> **EXERCISE DESCRIPTION**
Copy each line below that includes "Negara".

> **GIVEN DATA**
────────────────────

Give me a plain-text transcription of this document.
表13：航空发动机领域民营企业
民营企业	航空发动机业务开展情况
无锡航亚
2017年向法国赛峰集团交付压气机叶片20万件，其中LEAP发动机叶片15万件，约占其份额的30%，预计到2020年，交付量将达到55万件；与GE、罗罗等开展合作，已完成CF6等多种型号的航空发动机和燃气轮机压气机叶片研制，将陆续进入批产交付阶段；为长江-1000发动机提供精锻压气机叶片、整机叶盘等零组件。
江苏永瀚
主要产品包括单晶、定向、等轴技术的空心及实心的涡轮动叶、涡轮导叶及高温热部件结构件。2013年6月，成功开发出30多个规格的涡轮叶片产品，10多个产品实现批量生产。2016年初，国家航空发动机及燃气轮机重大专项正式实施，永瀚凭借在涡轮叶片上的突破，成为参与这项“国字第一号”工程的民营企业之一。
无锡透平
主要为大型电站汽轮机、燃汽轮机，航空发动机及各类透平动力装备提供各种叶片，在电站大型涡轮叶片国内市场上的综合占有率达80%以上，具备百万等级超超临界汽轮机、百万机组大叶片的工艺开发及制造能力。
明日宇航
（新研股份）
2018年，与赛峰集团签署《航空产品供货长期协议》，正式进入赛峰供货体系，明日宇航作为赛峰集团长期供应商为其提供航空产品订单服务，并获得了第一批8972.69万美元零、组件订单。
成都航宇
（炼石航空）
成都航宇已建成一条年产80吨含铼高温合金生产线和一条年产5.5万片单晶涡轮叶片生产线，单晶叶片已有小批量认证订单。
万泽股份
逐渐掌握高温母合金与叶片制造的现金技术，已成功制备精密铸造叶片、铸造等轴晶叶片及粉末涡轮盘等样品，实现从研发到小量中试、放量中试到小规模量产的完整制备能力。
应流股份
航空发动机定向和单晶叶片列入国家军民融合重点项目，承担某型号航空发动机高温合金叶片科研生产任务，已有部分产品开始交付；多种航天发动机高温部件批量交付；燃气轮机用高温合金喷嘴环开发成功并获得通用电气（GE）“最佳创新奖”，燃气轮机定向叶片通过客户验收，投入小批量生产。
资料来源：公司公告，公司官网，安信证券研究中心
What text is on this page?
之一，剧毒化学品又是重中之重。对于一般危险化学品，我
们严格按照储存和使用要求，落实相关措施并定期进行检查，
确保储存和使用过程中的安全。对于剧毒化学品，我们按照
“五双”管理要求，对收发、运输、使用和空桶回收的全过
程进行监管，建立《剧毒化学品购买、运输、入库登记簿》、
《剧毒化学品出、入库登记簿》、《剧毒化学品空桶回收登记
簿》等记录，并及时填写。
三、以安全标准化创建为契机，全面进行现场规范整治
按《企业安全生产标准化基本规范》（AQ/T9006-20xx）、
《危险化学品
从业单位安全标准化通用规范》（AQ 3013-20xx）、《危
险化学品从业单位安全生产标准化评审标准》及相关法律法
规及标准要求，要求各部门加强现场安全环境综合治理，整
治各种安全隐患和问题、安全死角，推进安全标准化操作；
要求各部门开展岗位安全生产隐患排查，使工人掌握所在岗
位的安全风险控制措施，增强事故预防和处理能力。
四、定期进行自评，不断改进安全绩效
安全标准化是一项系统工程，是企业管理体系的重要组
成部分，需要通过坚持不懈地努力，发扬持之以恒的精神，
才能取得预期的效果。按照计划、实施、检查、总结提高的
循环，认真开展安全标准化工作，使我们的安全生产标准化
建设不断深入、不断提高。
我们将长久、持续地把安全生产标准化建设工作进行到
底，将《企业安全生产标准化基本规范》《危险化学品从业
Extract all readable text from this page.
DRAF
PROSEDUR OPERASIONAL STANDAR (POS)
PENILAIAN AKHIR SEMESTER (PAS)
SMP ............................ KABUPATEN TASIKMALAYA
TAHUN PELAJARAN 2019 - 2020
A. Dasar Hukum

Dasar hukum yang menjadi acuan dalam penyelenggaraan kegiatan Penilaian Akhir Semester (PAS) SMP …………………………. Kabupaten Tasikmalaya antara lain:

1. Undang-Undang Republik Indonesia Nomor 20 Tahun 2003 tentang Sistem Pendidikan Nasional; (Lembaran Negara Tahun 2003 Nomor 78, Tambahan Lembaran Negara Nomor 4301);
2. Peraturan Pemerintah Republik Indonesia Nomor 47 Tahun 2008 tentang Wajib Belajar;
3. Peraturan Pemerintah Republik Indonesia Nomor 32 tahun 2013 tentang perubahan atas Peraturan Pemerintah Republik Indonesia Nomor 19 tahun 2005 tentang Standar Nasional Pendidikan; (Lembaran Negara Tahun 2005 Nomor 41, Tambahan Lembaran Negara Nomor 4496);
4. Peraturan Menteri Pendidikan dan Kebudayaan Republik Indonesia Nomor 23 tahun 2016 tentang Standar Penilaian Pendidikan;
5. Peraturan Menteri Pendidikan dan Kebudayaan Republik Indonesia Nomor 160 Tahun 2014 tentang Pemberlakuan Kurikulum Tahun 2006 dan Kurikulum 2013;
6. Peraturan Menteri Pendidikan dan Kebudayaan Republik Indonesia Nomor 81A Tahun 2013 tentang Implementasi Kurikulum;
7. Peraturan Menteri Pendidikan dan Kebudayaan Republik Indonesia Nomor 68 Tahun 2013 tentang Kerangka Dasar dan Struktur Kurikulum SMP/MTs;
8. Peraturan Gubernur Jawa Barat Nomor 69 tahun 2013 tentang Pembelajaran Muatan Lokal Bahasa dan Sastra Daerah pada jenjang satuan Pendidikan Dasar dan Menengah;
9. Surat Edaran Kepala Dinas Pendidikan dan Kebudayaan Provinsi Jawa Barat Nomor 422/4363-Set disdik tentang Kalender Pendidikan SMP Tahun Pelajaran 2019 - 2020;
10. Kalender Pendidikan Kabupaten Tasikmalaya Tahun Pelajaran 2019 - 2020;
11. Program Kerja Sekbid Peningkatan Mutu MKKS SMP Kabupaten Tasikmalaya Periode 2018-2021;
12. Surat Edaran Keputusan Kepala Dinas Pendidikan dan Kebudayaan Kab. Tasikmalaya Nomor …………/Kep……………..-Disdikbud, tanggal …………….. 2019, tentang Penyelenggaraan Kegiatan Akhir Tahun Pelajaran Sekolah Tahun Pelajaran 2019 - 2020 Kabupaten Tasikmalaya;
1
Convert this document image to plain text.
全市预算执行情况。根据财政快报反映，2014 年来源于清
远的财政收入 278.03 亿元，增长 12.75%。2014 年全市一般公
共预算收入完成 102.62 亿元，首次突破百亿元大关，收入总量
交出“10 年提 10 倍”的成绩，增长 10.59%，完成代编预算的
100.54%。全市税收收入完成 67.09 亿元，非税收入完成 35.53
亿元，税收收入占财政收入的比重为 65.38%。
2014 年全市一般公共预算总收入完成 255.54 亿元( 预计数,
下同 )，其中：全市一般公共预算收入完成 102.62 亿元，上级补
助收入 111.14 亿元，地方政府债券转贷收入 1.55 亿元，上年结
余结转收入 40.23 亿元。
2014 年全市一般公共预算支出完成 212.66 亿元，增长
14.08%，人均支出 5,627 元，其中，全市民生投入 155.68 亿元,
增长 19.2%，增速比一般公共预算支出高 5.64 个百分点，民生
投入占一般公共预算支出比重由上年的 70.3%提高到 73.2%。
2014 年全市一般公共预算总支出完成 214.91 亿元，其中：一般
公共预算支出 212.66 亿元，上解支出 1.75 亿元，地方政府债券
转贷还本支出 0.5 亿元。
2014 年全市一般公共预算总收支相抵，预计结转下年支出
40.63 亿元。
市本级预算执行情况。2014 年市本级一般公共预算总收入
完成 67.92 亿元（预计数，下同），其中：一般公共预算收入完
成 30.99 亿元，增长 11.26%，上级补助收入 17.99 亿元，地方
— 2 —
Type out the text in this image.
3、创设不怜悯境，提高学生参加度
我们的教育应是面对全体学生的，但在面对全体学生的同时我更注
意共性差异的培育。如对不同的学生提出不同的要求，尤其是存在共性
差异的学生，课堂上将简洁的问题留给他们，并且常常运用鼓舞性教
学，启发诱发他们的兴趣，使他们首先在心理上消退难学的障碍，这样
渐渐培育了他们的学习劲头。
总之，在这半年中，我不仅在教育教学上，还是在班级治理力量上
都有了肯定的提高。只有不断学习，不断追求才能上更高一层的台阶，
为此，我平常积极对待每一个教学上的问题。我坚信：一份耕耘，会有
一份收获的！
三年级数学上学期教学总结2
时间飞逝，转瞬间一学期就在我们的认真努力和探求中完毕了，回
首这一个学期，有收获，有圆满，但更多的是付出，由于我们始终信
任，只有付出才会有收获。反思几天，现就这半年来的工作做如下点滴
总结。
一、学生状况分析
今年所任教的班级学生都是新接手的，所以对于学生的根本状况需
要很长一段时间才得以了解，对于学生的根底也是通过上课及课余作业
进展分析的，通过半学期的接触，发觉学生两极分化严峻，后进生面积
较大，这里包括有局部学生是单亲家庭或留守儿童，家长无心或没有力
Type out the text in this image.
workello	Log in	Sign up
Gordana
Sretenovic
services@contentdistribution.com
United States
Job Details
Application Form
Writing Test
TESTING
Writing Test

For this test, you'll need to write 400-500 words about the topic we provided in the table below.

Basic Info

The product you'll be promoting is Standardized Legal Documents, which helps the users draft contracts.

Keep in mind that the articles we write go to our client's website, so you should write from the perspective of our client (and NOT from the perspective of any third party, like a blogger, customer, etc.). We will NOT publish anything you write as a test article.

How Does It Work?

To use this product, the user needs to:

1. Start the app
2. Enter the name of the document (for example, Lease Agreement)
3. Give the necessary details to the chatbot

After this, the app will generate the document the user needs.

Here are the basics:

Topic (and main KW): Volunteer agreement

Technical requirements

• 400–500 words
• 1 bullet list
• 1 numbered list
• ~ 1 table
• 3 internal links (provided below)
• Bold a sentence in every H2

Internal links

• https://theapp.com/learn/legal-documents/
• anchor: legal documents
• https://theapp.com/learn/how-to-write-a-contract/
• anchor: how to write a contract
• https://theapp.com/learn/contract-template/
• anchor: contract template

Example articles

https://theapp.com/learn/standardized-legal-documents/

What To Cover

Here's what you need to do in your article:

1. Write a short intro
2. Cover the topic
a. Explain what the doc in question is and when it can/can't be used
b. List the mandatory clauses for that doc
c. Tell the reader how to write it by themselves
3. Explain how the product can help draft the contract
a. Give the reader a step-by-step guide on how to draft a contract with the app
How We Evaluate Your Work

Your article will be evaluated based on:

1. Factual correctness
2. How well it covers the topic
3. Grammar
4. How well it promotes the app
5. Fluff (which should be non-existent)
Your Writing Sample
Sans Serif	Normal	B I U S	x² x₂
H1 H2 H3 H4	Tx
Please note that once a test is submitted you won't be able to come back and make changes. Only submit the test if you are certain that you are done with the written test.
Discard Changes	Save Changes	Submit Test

────────────────────

> **TASK ANSWER**
1. Undang-Undang Republik Indonesia Nomor 20 Tahun 2003 tentang Sistem Pendidikan Nasional; (Lembaran Negara Tahun 2003 Nomor 78, Tambahan Lembaran Negara Nomor 4301);
3. Peraturan Pemerintah Republik Indonesia Nomor 32 tahun 2013 tentang perubahan atas Peraturan Pemerintah Republik Indonesia Nomor 19 tahun 2005 tentang Standar Nasional Pendidikan; (Lembaran Negara Tahun 2005 Nomor 41, Tambahan Lembaran Negara Nomor 4496);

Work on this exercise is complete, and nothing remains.